### What to work on
All the data should come back exactly as it was given.

### Provided data
┄┄┄┄┄┄┄┄┄┄
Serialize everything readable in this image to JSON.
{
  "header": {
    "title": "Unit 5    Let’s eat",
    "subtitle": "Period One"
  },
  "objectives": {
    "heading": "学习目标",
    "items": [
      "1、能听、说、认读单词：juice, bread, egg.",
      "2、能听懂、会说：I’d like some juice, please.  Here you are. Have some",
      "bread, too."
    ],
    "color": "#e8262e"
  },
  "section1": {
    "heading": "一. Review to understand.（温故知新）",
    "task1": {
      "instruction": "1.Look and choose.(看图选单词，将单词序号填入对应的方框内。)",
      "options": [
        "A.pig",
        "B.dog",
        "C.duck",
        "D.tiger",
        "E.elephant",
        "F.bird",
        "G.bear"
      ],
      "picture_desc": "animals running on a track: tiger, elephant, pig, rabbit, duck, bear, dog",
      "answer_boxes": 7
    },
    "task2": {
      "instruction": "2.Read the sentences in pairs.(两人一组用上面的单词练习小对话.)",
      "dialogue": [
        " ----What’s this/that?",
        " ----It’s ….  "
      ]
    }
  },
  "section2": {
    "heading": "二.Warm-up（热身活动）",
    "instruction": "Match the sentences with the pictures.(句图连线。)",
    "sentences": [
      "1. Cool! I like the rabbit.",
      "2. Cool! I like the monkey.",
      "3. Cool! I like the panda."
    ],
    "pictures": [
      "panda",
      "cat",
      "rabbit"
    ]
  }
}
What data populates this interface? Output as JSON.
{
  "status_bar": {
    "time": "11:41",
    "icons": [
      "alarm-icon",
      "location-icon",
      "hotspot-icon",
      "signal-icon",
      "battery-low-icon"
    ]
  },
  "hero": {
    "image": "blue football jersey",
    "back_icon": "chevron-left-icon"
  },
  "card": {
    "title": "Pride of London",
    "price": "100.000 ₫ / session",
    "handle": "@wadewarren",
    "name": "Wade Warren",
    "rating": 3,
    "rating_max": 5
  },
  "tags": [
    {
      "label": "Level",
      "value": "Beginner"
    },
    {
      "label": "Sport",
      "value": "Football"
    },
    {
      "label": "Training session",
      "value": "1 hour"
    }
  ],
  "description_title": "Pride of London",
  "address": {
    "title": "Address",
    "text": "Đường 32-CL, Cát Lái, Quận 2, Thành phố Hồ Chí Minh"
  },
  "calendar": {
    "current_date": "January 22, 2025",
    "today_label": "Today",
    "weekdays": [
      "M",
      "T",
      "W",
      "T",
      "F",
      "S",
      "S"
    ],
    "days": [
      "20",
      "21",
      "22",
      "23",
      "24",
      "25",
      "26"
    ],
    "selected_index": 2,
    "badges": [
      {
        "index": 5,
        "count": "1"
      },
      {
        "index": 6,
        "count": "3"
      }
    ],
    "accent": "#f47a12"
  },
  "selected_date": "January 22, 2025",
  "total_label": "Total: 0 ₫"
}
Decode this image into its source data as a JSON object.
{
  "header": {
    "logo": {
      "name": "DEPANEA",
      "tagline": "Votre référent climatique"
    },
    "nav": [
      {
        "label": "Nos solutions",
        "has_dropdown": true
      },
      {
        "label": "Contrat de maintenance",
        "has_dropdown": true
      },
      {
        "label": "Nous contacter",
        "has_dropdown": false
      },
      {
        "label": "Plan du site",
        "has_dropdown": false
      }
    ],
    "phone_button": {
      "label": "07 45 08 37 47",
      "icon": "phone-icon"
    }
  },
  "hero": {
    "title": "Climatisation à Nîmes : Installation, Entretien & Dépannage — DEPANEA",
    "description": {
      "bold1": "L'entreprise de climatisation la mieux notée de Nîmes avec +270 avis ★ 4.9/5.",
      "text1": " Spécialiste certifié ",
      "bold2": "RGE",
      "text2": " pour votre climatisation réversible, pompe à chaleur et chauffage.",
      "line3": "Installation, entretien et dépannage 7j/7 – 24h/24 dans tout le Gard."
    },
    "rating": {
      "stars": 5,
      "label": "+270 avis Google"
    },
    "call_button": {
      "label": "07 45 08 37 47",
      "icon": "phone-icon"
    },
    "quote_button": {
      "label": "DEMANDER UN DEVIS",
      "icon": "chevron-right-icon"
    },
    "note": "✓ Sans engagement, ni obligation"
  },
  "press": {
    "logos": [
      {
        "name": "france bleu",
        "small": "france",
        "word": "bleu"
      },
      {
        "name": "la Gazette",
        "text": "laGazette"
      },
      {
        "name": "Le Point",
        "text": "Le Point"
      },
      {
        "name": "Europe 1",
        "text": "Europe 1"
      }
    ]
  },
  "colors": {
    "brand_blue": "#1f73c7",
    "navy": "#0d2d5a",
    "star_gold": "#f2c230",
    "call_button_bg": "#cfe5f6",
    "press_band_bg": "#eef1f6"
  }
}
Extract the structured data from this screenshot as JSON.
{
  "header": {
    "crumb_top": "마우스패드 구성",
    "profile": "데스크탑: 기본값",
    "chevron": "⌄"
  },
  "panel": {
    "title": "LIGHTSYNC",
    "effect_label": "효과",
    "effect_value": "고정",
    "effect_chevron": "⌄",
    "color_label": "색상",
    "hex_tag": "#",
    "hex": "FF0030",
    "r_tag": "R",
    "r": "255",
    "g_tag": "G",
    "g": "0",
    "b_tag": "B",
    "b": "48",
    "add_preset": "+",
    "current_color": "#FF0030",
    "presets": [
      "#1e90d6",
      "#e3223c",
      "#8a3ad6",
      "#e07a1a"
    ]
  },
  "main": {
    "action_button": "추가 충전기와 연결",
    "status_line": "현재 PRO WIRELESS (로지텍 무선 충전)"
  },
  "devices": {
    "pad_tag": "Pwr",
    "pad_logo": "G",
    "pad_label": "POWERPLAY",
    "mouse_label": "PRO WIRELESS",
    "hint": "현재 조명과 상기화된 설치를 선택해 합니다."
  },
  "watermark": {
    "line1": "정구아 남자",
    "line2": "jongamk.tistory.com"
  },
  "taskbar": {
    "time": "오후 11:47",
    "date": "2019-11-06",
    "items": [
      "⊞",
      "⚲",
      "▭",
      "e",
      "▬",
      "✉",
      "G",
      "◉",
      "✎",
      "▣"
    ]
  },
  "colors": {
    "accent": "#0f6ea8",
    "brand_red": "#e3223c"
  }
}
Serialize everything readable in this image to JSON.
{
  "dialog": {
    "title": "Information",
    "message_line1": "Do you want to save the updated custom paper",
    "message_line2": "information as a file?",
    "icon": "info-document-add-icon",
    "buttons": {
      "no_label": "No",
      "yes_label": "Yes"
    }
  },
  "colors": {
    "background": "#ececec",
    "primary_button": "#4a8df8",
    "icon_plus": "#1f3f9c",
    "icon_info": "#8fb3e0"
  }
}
┄┄┄┄┄┄┄┄┄┄
### Reply
Serialize everything readable in this image to JSON.
{
  "header": {
    "title": "Unit 5    Let’s eat",
    "subtitle": "Period One"
  },
  "objectives": {
    "heading": "学习目标",
    "items": [
      "1、能听、说、认读单词：juice, bread, egg.",
      "2、能听懂、会说：I’d like some juice, please.  Here you are. Have some",
      "bread, too."
    ],
    "color": "#e8262e"
  },
  "section1": {
    "heading": "一. Review to understand.（温故知新）",
    "task1": {
      "instruction": "1.Look and choose.(看图选单词，将单词序号填入对应的方框内。)",
      "options": [
        "A.pig",
        "B.dog",
        "C.duck",
        "D.tiger",
        "E.elephant",
        "F.bird",
        "G.bear"
      ],
      "picture_desc": "animals running on a track: tiger, elephant, pig, rabbit, duck, bear, dog",
      "answer_boxes": 7
    },
    "task2": {
      "instruction": "2.Read the sentences in pairs.(两人一组用上面的单词练习小对话.)",
      "dialogue": [
        " ----What’s this/that?",
        " ----It’s ….  "
      ]
    }
  },
  "section2": {
    "heading": "二.Warm-up（热身活动）",
    "instruction": "Match the sentences with the pictures.(句图连线。)",
    "sentences": [
      "1. Cool! I like the rabbit.",
      "2. Cool! I like the monkey.",
      "3. Cool! I like the panda."
    ],
    "pictures": [
      "panda",
      "cat",
      "rabbit"
    ]
  }
}
What data populates this interface? Output as JSON.
{
  "status_bar": {
    "time": "11:41",
    "icons": [
      "alarm-icon",
      "location-icon",
      "hotspot-icon",
      "signal-icon",
      "battery-low-icon"
    ]
  },
  "hero": {
    "image": "blue football jersey",
    "back_icon": "chevron-left-icon"
  },
  "card": {
    "title": "Pride of London",
    "price": "100.000 ₫ / session",
    "handle": "@wadewarren",
    "name": "Wade Warren",
    "rating": 3,
    "rating_max": 5
  },
  "tags": [
    {
      "label": "Level",
      "value": "Beginner"
    },
    {
      "label": "Sport",
      "value": "Football"
    },
    {
      "label": "Training session",
      "value": "1 hour"
    }
  ],
  "description_title": "Pride of London",
  "address": {
    "title": "Address",
    "text": "Đường 32-CL, Cát Lái, Quận 2, Thành phố Hồ Chí Minh"
  },
  "calendar": {
    "current_date": "January 22, 2025",
    "today_label": "Today",
    "weekdays": [
      "M",
      "T",
      "W",
      "T",
      "F",
      "S",
      "S"
    ],
    "days": [
      "20",
      "21",
      "22",
      "23",
      "24",
      "25",
      "26"
    ],
    "selected_index": 2,
    "badges": [
      {
        "index": 5,
        "count": "1"
      },
      {
        "index": 6,
        "count": "3"
      }
    ],
    "accent": "#f47a12"
  },
  "selected_date": "January 22, 2025",
  "total_label": "Total: 0 ₫"
}
Decode this image into its source data as a JSON object.
{
  "header": {
    "logo": {
      "name": "DEPANEA",
      "tagline": "Votre référent climatique"
    },
    "nav": [
      {
        "label": "Nos solutions",
        "has_dropdown": true
      },
      {
        "label": "Contrat de maintenance",
        "has_dropdown": true
      },
      {
        "label": "Nous contacter",
        "has_dropdown": false
      },
      {
        "label": "Plan du site",
        "has_dropdown": false
      }
    ],
    "phone_button": {
      "label": "07 45 08 37 47",
      "icon": "phone-icon"
    }
  },
  "hero": {
    "title": "Climatisation à Nîmes : Installation, Entretien & Dépannage — DEPANEA",
    "description": {
      "bold1": "L'entreprise de climatisation la mieux notée de Nîmes avec +270 avis ★ 4.9/5.",
      "text1": " Spécialiste certifié ",
      "bold2": "RGE",
      "text2": " pour votre climatisation réversible, pompe à chaleur et chauffage.",
      "line3": "Installation, entretien et dépannage 7j/7 – 24h/24 dans tout le Gard."
    },
    "rating": {
      "stars": 5,
      "label": "+270 avis Google"
    },
    "call_button": {
      "label": "07 45 08 37 47",
      "icon": "phone-icon"
    },
    "quote_button": {
      "label": "DEMANDER UN DEVIS",
      "icon": "chevron-right-icon"
    },
    "note": "✓ Sans engagement, ni obligation"
  },
  "press": {
    "logos": [
      {
        "name": "france bleu",
        "small": "france",
        "word": "bleu"
      },
      {
        "name": "la Gazette",
        "text": "laGazette"
      },
      {
        "name": "Le Point",
        "text": "Le Point"
      },
      {
        "name": "Europe 1",
        "text": "Europe 1"
      }
    ]
  },
  "colors": {
    "brand_blue": "#1f73c7",
    "navy": "#0d2d5a",
    "star_gold": "#f2c230",
    "call_button_bg": "#cfe5f6",
    "press_band_bg": "#eef1f6"
  }
}
Extract the structured data from this screenshot as JSON.
{
  "header": {
    "crumb_top": "마우스패드 구성",
    "profile": "데스크탑: 기본값",
    "chevron": "⌄"
  },
  "panel": {
    "title": "LIGHTSYNC",
    "effect_label": "효과",
    "effect_value": "고정",
    "effect_chevron": "⌄",
    "color_label": "색상",
    "hex_tag": "#",
    "hex": "FF0030",
    "r_tag": "R",
    "r": "255",
    "g_tag": "G",
    "g": "0",
    "b_tag": "B",
    "b": "48",
    "add_preset": "+",
    "current_color": "#FF0030",
    "presets": [
      "#1e90d6",
      "#e3223c",
      "#8a3ad6",
      "#e07a1a"
    ]
  },
  "main": {
    "action_button": "추가 충전기와 연결",
    "status_line": "현재 PRO WIRELESS (로지텍 무선 충전)"
  },
  "devices": {
    "pad_tag": "Pwr",
    "pad_logo": "G",
    "pad_label": "POWERPLAY",
    "mouse_label": "PRO WIRELESS",
    "hint": "현재 조명과 상기화된 설치를 선택해 합니다."
  },
  "watermark": {
    "line1": "정구아 남자",
    "line2": "jongamk.tistory.com"
  },
  "taskbar": {
    "time": "오후 11:47",
    "date": "2019-11-06",
    "items": [
      "⊞",
      "⚲",
      "▭",
      "e",
      "▬",
      "✉",
      "G",
      "◉",
      "✎",
      "▣"
    ]
  },
  "colors": {
    "accent": "#0f6ea8",
    "brand_red": "#e3223c"
  }
}
Serialize everything readable in this image to JSON.
{
  "dialog": {
    "title": "Information",
    "message_line1": "Do you want to save the updated custom paper",
    "message_line2": "information as a file?",
    "icon": "info-document-add-icon",
    "buttons": {
      "no_label": "No",
      "yes_label": "Yes"
    }
  },
  "colors": {
    "background": "#ececec",
    "primary_button": "#4a8df8",
    "icon_plus": "#1f3f9c",
    "icon_info": "#8fb3e0"
  }
}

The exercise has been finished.